→ **Dataset records**
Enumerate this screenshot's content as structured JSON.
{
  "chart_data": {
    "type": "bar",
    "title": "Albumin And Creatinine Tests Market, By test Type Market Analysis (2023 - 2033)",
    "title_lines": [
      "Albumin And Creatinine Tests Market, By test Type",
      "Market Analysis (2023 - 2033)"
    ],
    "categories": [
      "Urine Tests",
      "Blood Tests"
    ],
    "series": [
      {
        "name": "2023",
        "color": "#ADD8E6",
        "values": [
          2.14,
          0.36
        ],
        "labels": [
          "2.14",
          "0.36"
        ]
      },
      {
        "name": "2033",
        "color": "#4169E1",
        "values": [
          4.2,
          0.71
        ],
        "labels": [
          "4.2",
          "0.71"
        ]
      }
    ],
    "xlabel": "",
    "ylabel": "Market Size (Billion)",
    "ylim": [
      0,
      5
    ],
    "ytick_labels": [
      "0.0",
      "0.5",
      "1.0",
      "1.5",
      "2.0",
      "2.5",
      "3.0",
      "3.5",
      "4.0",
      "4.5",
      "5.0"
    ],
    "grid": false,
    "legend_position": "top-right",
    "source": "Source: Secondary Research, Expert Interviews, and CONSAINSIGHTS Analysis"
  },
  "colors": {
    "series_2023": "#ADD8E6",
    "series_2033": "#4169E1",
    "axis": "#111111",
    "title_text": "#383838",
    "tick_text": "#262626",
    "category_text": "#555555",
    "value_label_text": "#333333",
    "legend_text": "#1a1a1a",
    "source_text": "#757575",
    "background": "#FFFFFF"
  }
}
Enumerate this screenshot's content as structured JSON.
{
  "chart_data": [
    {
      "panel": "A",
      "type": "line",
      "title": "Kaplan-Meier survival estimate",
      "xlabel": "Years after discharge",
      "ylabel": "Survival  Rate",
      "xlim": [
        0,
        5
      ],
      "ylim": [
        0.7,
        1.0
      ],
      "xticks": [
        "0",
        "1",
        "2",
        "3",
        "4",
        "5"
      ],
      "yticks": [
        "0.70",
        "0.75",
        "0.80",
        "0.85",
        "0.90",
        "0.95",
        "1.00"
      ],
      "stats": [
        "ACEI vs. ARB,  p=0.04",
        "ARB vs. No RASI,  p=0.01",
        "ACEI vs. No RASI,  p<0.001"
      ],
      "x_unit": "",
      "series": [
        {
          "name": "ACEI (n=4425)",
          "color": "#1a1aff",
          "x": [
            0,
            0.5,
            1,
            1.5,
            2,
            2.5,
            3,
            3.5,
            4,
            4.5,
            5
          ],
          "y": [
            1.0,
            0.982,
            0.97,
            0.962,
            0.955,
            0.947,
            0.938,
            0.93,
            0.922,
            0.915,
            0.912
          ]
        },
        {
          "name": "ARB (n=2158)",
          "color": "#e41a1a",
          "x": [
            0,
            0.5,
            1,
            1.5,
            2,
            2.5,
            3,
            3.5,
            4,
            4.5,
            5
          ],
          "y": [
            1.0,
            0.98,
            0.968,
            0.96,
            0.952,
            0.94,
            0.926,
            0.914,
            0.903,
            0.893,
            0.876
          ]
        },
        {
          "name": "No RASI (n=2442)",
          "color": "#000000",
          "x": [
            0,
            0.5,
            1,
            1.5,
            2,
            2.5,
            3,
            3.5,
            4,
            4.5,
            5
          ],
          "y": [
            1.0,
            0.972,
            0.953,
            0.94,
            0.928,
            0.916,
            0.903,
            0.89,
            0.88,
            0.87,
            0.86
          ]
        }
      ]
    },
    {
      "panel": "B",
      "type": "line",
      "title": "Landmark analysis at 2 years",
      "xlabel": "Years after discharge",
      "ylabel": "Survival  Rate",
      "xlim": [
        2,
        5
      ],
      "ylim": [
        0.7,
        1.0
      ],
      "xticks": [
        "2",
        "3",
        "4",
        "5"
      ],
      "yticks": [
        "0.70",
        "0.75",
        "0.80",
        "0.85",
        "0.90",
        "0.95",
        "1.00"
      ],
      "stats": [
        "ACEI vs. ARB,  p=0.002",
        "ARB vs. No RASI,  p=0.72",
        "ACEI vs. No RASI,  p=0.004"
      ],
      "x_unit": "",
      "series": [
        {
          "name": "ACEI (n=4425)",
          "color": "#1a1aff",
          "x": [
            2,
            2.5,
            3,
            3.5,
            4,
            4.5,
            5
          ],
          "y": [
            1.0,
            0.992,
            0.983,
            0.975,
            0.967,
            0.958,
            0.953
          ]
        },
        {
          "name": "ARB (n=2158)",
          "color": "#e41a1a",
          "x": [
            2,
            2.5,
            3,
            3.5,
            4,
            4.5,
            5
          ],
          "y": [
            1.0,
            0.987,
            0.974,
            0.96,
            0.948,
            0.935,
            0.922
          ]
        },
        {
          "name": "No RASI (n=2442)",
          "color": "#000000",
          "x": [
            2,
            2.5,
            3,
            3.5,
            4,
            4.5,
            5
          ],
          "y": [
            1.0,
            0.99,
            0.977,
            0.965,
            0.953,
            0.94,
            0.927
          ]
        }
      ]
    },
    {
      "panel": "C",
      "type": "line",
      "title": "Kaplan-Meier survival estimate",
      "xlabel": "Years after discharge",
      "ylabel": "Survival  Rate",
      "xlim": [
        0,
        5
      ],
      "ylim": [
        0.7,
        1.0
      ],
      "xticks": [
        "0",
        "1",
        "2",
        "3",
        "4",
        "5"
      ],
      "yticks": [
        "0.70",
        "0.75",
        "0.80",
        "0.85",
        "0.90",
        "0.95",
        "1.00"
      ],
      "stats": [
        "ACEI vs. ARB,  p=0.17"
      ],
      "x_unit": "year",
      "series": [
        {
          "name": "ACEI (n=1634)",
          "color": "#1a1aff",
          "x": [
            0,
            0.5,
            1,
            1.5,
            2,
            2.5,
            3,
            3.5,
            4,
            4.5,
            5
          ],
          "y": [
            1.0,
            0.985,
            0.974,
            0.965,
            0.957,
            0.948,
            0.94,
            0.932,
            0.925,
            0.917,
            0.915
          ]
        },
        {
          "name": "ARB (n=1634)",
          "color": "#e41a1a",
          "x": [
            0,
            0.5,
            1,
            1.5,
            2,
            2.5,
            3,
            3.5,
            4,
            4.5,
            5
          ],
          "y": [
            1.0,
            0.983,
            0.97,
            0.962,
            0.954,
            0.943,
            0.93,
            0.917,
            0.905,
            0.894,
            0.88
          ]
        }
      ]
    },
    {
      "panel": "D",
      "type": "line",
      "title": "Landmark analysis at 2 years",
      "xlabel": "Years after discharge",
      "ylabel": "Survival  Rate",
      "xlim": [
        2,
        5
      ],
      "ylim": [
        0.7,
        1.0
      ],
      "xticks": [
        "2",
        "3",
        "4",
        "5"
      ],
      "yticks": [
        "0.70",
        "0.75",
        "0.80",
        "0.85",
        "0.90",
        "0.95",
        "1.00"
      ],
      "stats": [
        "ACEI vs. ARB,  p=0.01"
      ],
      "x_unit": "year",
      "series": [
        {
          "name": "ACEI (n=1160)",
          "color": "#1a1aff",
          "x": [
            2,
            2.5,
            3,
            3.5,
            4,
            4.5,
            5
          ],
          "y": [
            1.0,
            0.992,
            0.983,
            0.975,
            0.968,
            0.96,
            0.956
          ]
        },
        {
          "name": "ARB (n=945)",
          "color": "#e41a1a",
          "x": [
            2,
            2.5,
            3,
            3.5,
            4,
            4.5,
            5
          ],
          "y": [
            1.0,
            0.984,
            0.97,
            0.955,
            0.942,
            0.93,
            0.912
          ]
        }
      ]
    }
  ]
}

→ **Goal**
Output the listing above without altering a single character.

→ **Response**
Enumerate this screenshot's content as structured JSON.
{
  "chart_data": {
    "type": "bar",
    "title": "Albumin And Creatinine Tests Market, By test Type Market Analysis (2023 - 2033)",
    "title_lines": [
      "Albumin And Creatinine Tests Market, By test Type",
      "Market Analysis (2023 - 2033)"
    ],
    "categories": [
      "Urine Tests",
      "Blood Tests"
    ],
    "series": [
      {
        "name": "2023",
        "color": "#ADD8E6",
        "values": [
          2.14,
          0.36
        ],
        "labels": [
          "2.14",
          "0.36"
        ]
      },
      {
        "name": "2033",
        "color": "#4169E1",
        "values": [
          4.2,
          0.71
        ],
        "labels": [
          "4.2",
          "0.71"
        ]
      }
    ],
    "xlabel": "",
    "ylabel": "Market Size (Billion)",
    "ylim": [
      0,
      5
    ],
    "ytick_labels": [
      "0.0",
      "0.5",
      "1.0",
      "1.5",
      "2.0",
      "2.5",
      "3.0",
      "3.5",
      "4.0",
      "4.5",
      "5.0"
    ],
    "grid": false,
    "legend_position": "top-right",
    "source": "Source: Secondary Research, Expert Interviews, and CONSAINSIGHTS Analysis"
  },
  "colors": {
    "series_2023": "#ADD8E6",
    "series_2033": "#4169E1",
    "axis": "#111111",
    "title_text": "#383838",
    "tick_text": "#262626",
    "category_text": "#555555",
    "value_label_text": "#333333",
    "legend_text": "#1a1a1a",
    "source_text": "#757575",
    "background": "#FFFFFF"
  }
}
Enumerate this screenshot's content as structured JSON.
{
  "chart_data": [
    {
      "panel": "A",
      "type": "line",
      "title": "Kaplan-Meier survival estimate",
      "xlabel": "Years after discharge",
      "ylabel": "Survival  Rate",
      "xlim": [
        0,
        5
      ],
      "ylim": [
        0.7,
        1.0
      ],
      "xticks": [
        "0",
        "1",
        "2",
        "3",
        "4",
        "5"
      ],
      "yticks": [
        "0.70",
        "0.75",
        "0.80",
        "0.85",
        "0.90",
        "0.95",
        "1.00"
      ],
      "stats": [
        "ACEI vs. ARB,  p=0.04",
        "ARB vs. No RASI,  p=0.01",
        "ACEI vs. No RASI,  p<0.001"
      ],
      "x_unit": "",
      "series": [
        {
          "name": "ACEI (n=4425)",
          "color": "#1a1aff",
          "x": [
            0,
            0.5,
            1,
            1.5,
            2,
            2.5,
            3,
            3.5,
            4,
            4.5,
            5
          ],
          "y": [
            1.0,
            0.982,
            0.97,
            0.962,
            0.955,
            0.947,
            0.938,
            0.93,
            0.922,
            0.915,
            0.912
          ]
        },
        {
          "name": "ARB (n=2158)",
          "color": "#e41a1a",
          "x": [
            0,
            0.5,
            1,
            1.5,
            2,
            2.5,
            3,
            3.5,
            4,
            4.5,
            5
          ],
          "y": [
            1.0,
            0.98,
            0.968,
            0.96,
            0.952,
            0.94,
            0.926,
            0.914,
            0.903,
            0.893,
            0.876
          ]
        },
        {
          "name": "No RASI (n=2442)",
          "color": "#000000",
          "x": [
            0,
            0.5,
            1,
            1.5,
            2,
            2.5,
            3,
            3.5,
            4,
            4.5,
            5
          ],
          "y": [
            1.0,
            0.972,
            0.953,
            0.94,
            0.928,
            0.916,
            0.903,
            0.89,
            0.88,
            0.87,
            0.86
          ]
        }
      ]
    },
    {
      "panel": "B",
      "type": "line",
      "title": "Landmark analysis at 2 years",
      "xlabel": "Years after discharge",
      "ylabel": "Survival  Rate",
      "xlim": [
        2,
        5
      ],
      "ylim": [
        0.7,
        1.0
      ],
      "xticks": [
        "2",
        "3",
        "4",
        "5"
      ],
      "yticks": [
        "0.70",
        "0.75",
        "0.80",
        "0.85",
        "0.90",
        "0.95",
        "1.00"
      ],
      "stats": [
        "ACEI vs. ARB,  p=0.002",
        "ARB vs. No RASI,  p=0.72",
        "ACEI vs. No RASI,  p=0.004"
      ],
      "x_unit": "",
      "series": [
        {
          "name": "ACEI (n=4425)",
          "color": "#1a1aff",
          "x": [
            2,
            2.5,
            3,
            3.5,
            4,
            4.5,
            5
          ],
          "y": [
            1.0,
            0.992,
            0.983,
            0.975,
            0.967,
            0.958,
            0.953
          ]
        },
        {
          "name": "ARB (n=2158)",
          "color": "#e41a1a",
          "x": [
            2,
            2.5,
            3,
            3.5,
            4,
            4.5,
            5
          ],
          "y": [
            1.0,
            0.987,
            0.974,
            0.96,
            0.948,
            0.935,
            0.922
          ]
        },
        {
          "name": "No RASI (n=2442)",
          "color": "#000000",
          "x": [
            2,
            2.5,
            3,
            3.5,
            4,
            4.5,
            5
          ],
          "y": [
            1.0,
            0.99,
            0.977,
            0.965,
            0.953,
            0.94,
            0.927
          ]
        }
      ]
    },
    {
      "panel": "C",
      "type": "line",
      "title": "Kaplan-Meier survival estimate",
      "xlabel": "Years after discharge",
      "ylabel": "Survival  Rate",
      "xlim": [
        0,
        5
      ],
      "ylim": [
        0.7,
        1.0
      ],
      "xticks": [
        "0",
        "1",
        "2",
        "3",
        "4",
        "5"
      ],
      "yticks": [
        "0.70",
        "0.75",
        "0.80",
        "0.85",
        "0.90",
        "0.95",
        "1.00"
      ],
      "stats": [
        "ACEI vs. ARB,  p=0.17"
      ],
      "x_unit": "year",
      "series": [
        {
          "name": "ACEI (n=1634)",
          "color": "#1a1aff",
          "x": [
            0,
            0.5,
            1,
            1.5,
            2,
            2.5,
            3,
            3.5,
            4,
            4.5,
            5
          ],
          "y": [
            1.0,
            0.985,
            0.974,
            0.965,
            0.957,
            0.948,
            0.94,
            0.932,
            0.925,
            0.917,
            0.915
          ]
        },
        {
          "name": "ARB (n=1634)",
          "color": "#e41a1a",
          "x": [
            0,
            0.5,
            1,
            1.5,
            2,
            2.5,
            3,
            3.5,
            4,
            4.5,
            5
          ],
          "y": [
            1.0,
            0.983,
            0.97,
            0.962,
            0.954,
            0.943,
            0.93,
            0.917,
            0.905,
            0.894,
            0.88
          ]
        }
      ]
    },
    {
      "panel": "D",
      "type": "line",
      "title": "Landmark analysis at 2 years",
      "xlabel": "Years after discharge",
      "ylabel": "Survival  Rate",
      "xlim": [
        2,
        5
      ],
      "ylim": [
        0.7,
        1.0
      ],
      "xticks": [
        "2",
        "3",
        "4",
        "5"
      ],
      "yticks": [
        "0.70",
        "0.75",
        "0.80",
        "0.85",
        "0.90",
        "0.95",
        "1.00"
      ],
      "stats": [
        "ACEI vs. ARB,  p=0.01"
      ],
      "x_unit": "year",
      "series": [
        {
          "name": "ACEI (n=1160)",
          "color": "#1a1aff",
          "x": [
            2,
            2.5,
            3,
            3.5,
            4,
            4.5,
            5
          ],
          "y": [
            1.0,
            0.992,
            0.983,
            0.975,
            0.968,
            0.96,
            0.956
          ]
        },
        {
          "name": "ARB (n=945)",
          "color": "#e41a1a",
          "x": [
            2,
            2.5,
            3,
            3.5,
            4,
            4.5,
            5
          ],
          "y": [
            1.0,
            0.984,
            0.97,
            0.955,
            0.942,
            0.93,
            0.912
          ]
        }
      ]
    }
  ]
}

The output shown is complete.